给定文本:
民歌传唱:“正月里来是新春,家家户户点红灯”,可知春灯时节又将来临。一般而言,元宵节是灯会的重大节日,也是春灯的起始之日,而闻名遐迩的硖石灯会老里并非一定在元宵。乡先贤张宗祥(1882~1965年)《铁如意馆碎录》中“硖锁记”有一篇《灯记》,明确地告诉我们:“硖以灯名,灯不在灯节,在正二月、二三月之交”,所以俗称春灯是十分相宜的。
海甯硖石灯彩因其通体书画诗词图案,均以绣花针扎孔勾勒。轻罗万眼,针眼之数以数十万计甚至上百万计,其特色灯彩精工非凡。如今已是国家级非物质文化遗产保护项目,该加深研究了。除传承制作的一般工艺外,也要更注重于真正的艺术学角度的研究。笔者在图书馆详阅海宁历史上望族巨姓谱牒时,发现《海甯岩门高氏宗谱》的原始雕版是清道光年以前的古版,1925年得以重印,共39卷,一页不缺。据笔者所知,这是存世200多种高姓谱牒文献之中最完整,可靠性最强的。尤其值得后人关注的是,这部族谱早已把海甯三大文化之中的海宁灯彩,正式载入家谱“祀典祭器”之中,这是海宁其他姓氏望族谱牒所不具备的重大史料。详细揭载于报本堂《高氏宗祠须知册》,特别列出的“灯彩”条目,内容展开如下:
锡五梅花 一堂 锡四梅花 一堂 锡三梅花 一堂 四方玻璃灯 一堂 画花玻璃灯 一堂 珠灯 四堂 纱灯 五堂 小板纱灯 一堂 六角大板纱灯(破)一堂 风灯 两盏 明骨灯(小套一个)三十六盏 铜耀台 六盏 铁盌 四只
这是一份珍贵史料,据笔者所知,甚至在任何别的善本古籍中都从未发现,是我们研究硖石灯彩不可或缺的第一手史料。现据这部海甯的高氏宗谱,已经能确认,“灯彩”一词,原来是古已有之的名称。并且“灯彩”迎灯的规模,从古器物的实录中也有了真实而明确的资讯透露。加上上世纪 80年代末,海宁博物馆得以从横埭街81号高氏旧宅收藏到一批精美的古代针刺珠帘伞景片,亦可佐证确认,高姓应该是硖石灯彩文物保存的大族之一。从而也可以看出,到图书馆阅读,常常能够开券有益,让我们入琳琅书山必能采宝而归。例如,又有一次,也是为研究硖石灯彩而深入查阅时,发现了另一宗有趣的故事,现简介于下面。
假如同一典故在阅读两本书,发现竟是两个含义完全相反,叙述文本又十分雷同,却出版于几乎同一时代,您不会感到很惊奇吗?笔者恰好有缘读到这样的书籍。众所周知,凡提及灯文化,常有人引证典出凶贪专横故事的成语:“只许州官放火,不准百姓点灯”。这是与为官清廉亲民爱民的政治作风背道而驰的劣迹形象。口语或文本提到这个典故,是用来形容描写贪赃枉法霸道蛮凶的官员嘴脸。

给定任务 A:
判断下列三项说法是否与给定文本相符，每项回答"是"或"否"，并原样引用给定文本中起决定作用的词句：(i) 《灯记》称硖石的灯不在灯节，而在正二月、二三月之交；(ii) 《海甯岩门高氏宗谱》1925年重印，共39卷，但有缺页；(iii) 海宁博物馆从横埭街81号高氏旧宅收藏到一批古代针刺珠帘伞景片。

可用数据:
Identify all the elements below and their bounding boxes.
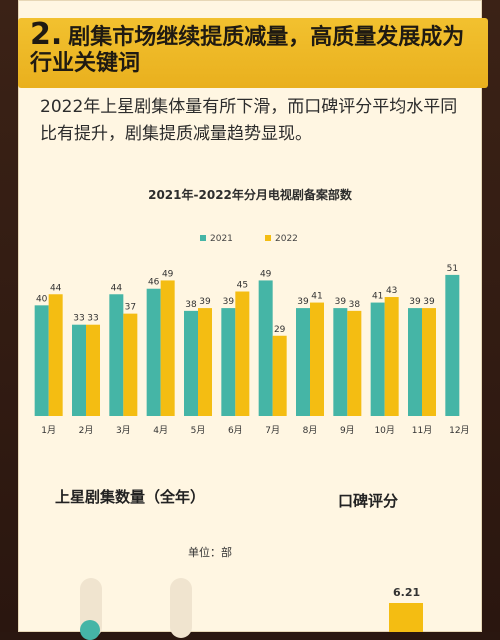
data-label-2022-1: 44 <box>50 283 62 293</box>
data-label-2022-8: 41 <box>311 292 322 302</box>
data-label-2022-4: 49 <box>162 269 174 279</box>
bar-2021-9 <box>333 308 348 416</box>
legend-label-2022: 2022 <box>275 234 298 244</box>
legend-label-2021: 2021 <box>210 234 233 244</box>
x-tick-label: 9月 <box>340 425 355 436</box>
bar-2021-6 <box>221 308 236 416</box>
data-label-2021-11: 39 <box>409 297 421 307</box>
unit-label: 单位：部 <box>188 546 232 559</box>
section-title-text: 剧集市场继续提质减量，高质量发展成为行业关键词 <box>30 25 465 76</box>
chart-title: 2021年-2022年分月电视剧备案部数 <box>148 188 352 202</box>
data-label-2021-5: 38 <box>185 300 197 310</box>
bar-2022-1 <box>48 294 63 416</box>
x-tick-label: 11月 <box>412 425 432 436</box>
data-label-2021-12: 51 <box>447 264 458 274</box>
bar-2021-8 <box>296 308 310 416</box>
bar-2022-5 <box>198 308 212 416</box>
bar-2022-2 <box>86 324 100 416</box>
legend-swatch-2021 <box>200 235 206 241</box>
right-section-title: 口碑评分 <box>338 492 399 510</box>
bar-2021-3 <box>109 294 124 416</box>
section-title: 2. 剧集市场继续提质减量，高质量发展成为行业关键词 <box>30 20 470 77</box>
legend-swatch-2022 <box>265 235 271 241</box>
x-tick-label: 12月 <box>449 425 469 436</box>
bar-2022-9 <box>347 310 362 416</box>
x-tick-label: 2月 <box>79 425 94 436</box>
data-label-2022-6: 45 <box>237 281 248 291</box>
data-label-2021-6: 39 <box>223 297 235 307</box>
x-tick-label: 5月 <box>191 425 206 436</box>
x-tick-label: 3月 <box>116 425 131 436</box>
data-label-2022-5: 39 <box>199 297 211 307</box>
x-tick-label: 8月 <box>303 425 318 436</box>
section-title-bar <box>18 18 488 88</box>
bar-2021-4 <box>146 288 161 416</box>
data-label-2022-9: 38 <box>349 300 361 310</box>
x-tick-label: 1月 <box>41 425 56 436</box>
bar-2021-11 <box>408 308 422 416</box>
data-label-2021-8: 39 <box>297 297 309 307</box>
bar-2021-5 <box>184 310 198 416</box>
left-dot <box>80 620 100 640</box>
bar-2022-11 <box>422 308 436 416</box>
bar-2021-1 <box>34 305 49 416</box>
data-label-2021-4: 46 <box>148 278 160 288</box>
data-label-2022-11: 39 <box>423 297 435 307</box>
data-label-2022-10: 43 <box>386 286 397 296</box>
data-label-2021-7: 49 <box>260 269 272 279</box>
bar-2021-7 <box>258 280 273 416</box>
x-tick-label: 6月 <box>228 425 243 436</box>
bar-2021-10 <box>370 302 385 416</box>
bar-2021-12 <box>445 274 460 416</box>
data-label-2022-7: 29 <box>274 325 286 335</box>
content-panel <box>18 0 482 632</box>
summary-text: 2022年上星剧集体量有所下滑，而口碑评分平均水平同比有提升，剧集提质减量趋势显… <box>40 97 458 144</box>
x-tick-label: 7月 <box>265 425 280 436</box>
data-label-2021-1: 40 <box>36 294 48 304</box>
bar-2022-3 <box>123 313 138 416</box>
data-label-2021-2: 33 <box>73 314 84 324</box>
data-label-2022-3: 37 <box>125 303 136 313</box>
bar-2022-6 <box>235 291 250 416</box>
data-label-2021-9: 39 <box>335 297 347 307</box>
bar-2021-2 <box>72 324 86 416</box>
score-bar <box>389 603 423 632</box>
left-section-title: 上星剧集数量（全年） <box>55 488 206 506</box>
right-pill <box>170 578 192 638</box>
data-label-2021-3: 44 <box>111 283 123 293</box>
data-label-2022-2: 33 <box>87 314 98 324</box>
score-value: 6.21 <box>393 586 421 599</box>
x-tick-label: 4月 <box>153 425 168 436</box>
bar-2022-10 <box>384 297 399 416</box>
bar-2022-8 <box>310 302 324 416</box>
bar-2022-4 <box>160 280 175 416</box>
data-label-2021-10: 41 <box>372 292 383 302</box>
section-number: 2. <box>30 17 63 52</box>
x-tick-label: 10月 <box>374 425 394 436</box>
bar-2022-7 <box>272 335 287 416</box>
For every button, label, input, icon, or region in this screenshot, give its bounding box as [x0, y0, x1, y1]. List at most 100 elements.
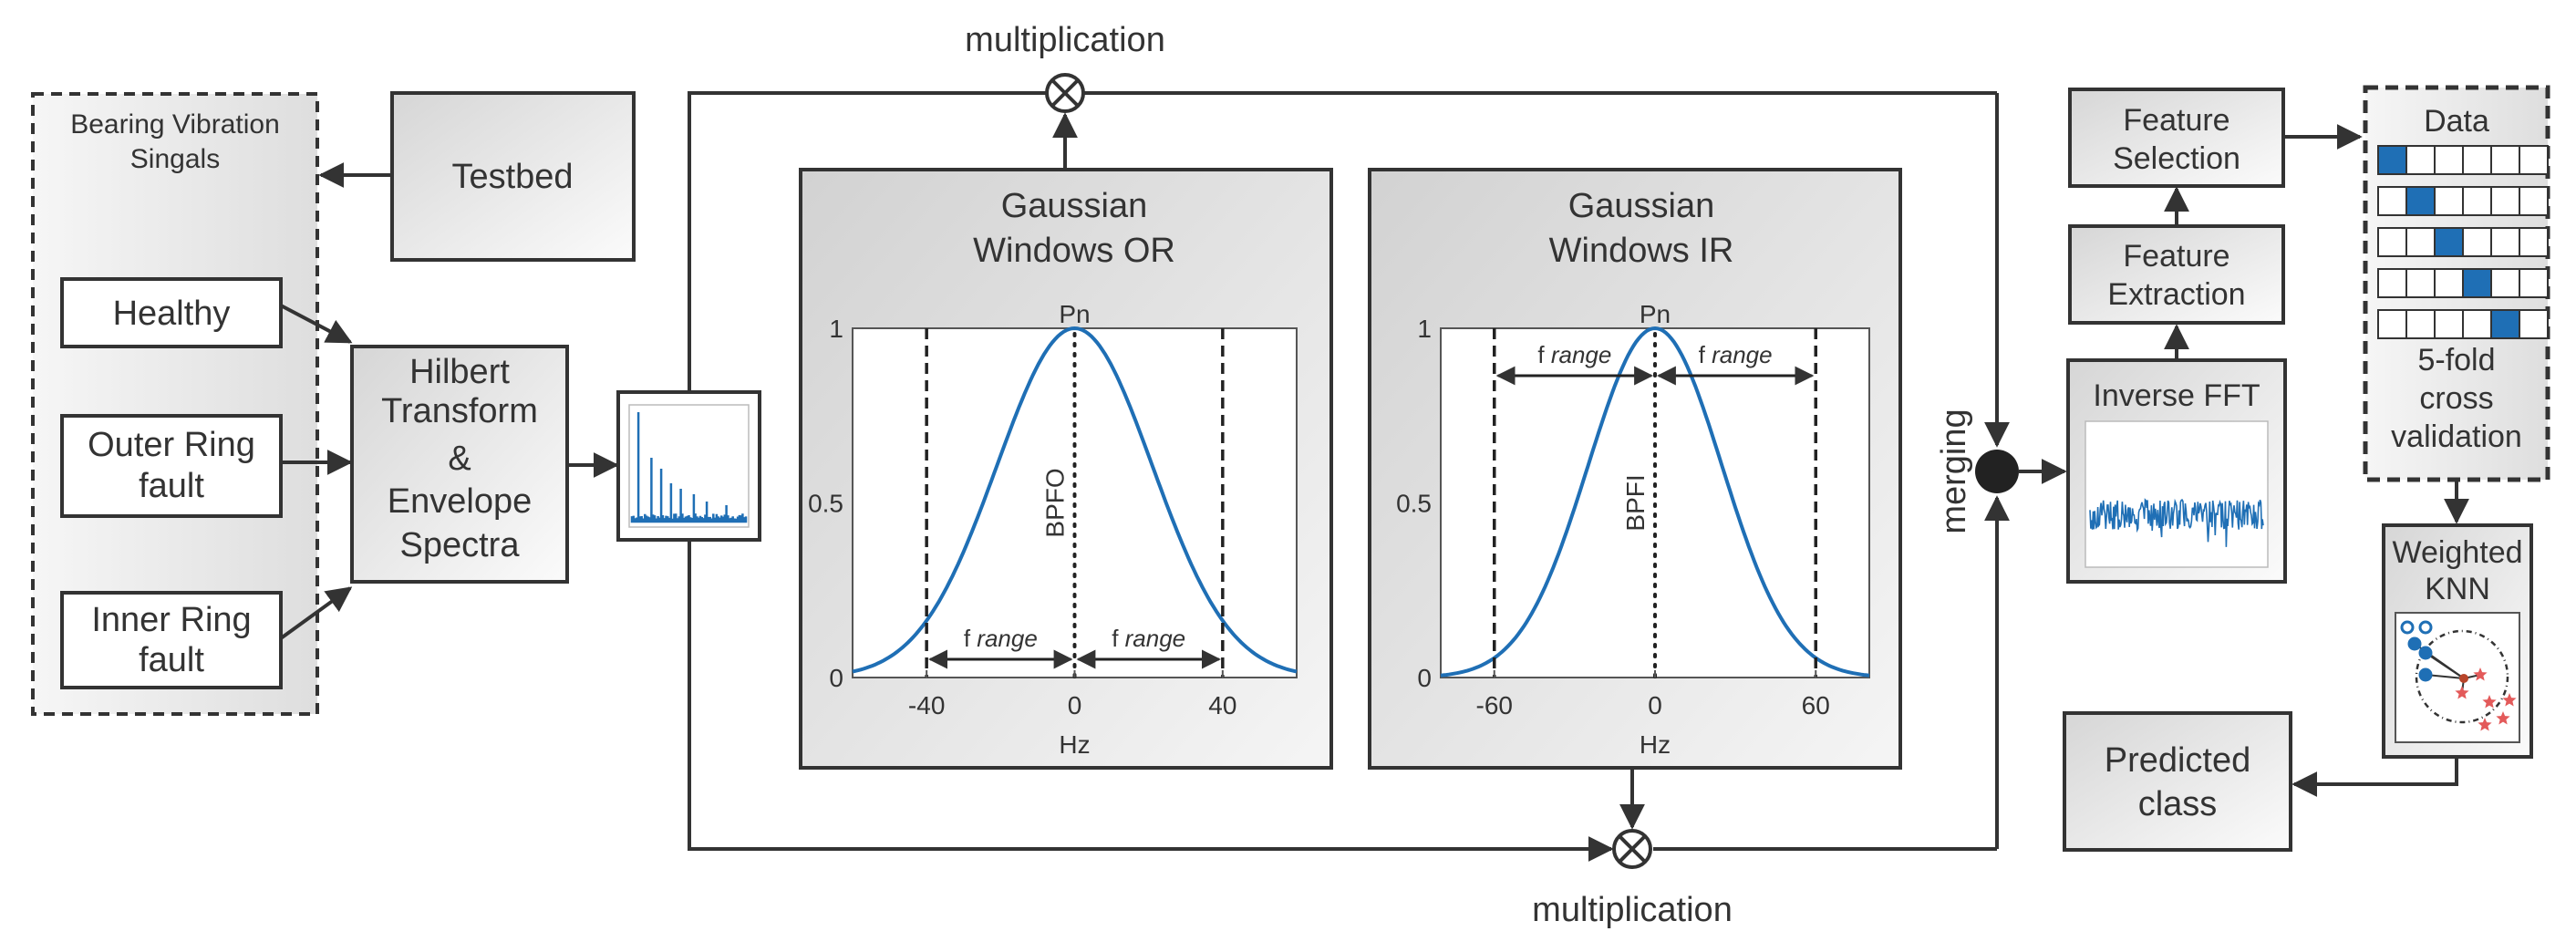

给定任务 B:
请在上方的数据行中，从含有"data-label-2022-1: 44 <box>50"的那一行到含有"section-title-text: 剧集市场继续提质减量，高质量发展成为行业关键词 <box>30"的那一行，把这些行原样重写一遍，首尾两行都包括在内。

书面回答 A:
(i) 是。"硖以灯名,灯不在灯节,在正二月、二三月之交"
(ii) 否。"1925年得以重印,共39卷,一页不缺"
(iii) 是。"海宁博物馆得以从横埭街81号高氏旧宅收藏到一批精美的古代针刺珠帘伞景片"

书面回答 B:
data-label-2022-1: 44 <box>50 283 62 293</box>
data-label-2022-8: 41 <box>311 292 322 302</box>
data-label-2022-4: 49 <box>162 269 174 279</box>
bar-2021-9 <box>333 308 348 416</box>
legend-label-2022: 2022 <box>275 234 298 244</box>
legend-label-2021: 2021 <box>210 234 233 244</box>
x-tick-label: 9月 <box>340 425 355 436</box>
bar-2021-6 <box>221 308 236 416</box>
data-label-2021-11: 39 <box>409 297 421 307</box>
unit-label: 单位：部 <box>188 546 232 559</box>
section-title-text: 剧集市场继续提质减量，高质量发展成为行业关键词 <box>30 25 465 76</box>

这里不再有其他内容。